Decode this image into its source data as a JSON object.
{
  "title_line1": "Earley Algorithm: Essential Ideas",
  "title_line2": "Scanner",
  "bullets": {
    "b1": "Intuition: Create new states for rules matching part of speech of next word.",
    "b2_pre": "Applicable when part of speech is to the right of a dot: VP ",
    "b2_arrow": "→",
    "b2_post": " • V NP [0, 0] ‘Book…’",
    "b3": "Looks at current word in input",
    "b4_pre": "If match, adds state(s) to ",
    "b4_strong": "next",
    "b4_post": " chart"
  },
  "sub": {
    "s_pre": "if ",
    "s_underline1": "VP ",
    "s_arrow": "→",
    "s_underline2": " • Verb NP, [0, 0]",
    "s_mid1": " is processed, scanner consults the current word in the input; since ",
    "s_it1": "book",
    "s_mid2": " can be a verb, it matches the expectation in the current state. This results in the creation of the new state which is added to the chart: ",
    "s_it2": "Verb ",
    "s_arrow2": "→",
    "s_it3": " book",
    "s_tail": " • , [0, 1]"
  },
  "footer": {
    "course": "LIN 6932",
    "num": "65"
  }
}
_ _ _ _
SET PROBLEM: Gather each line in the entries above where the string "speech" is found.

SOLUTION:
    "b1": "Intuition: Create new states for rules matching part of speech of next word.",
    "b2_pre": "Applicable when part of speech is to the right of a dot: VP ",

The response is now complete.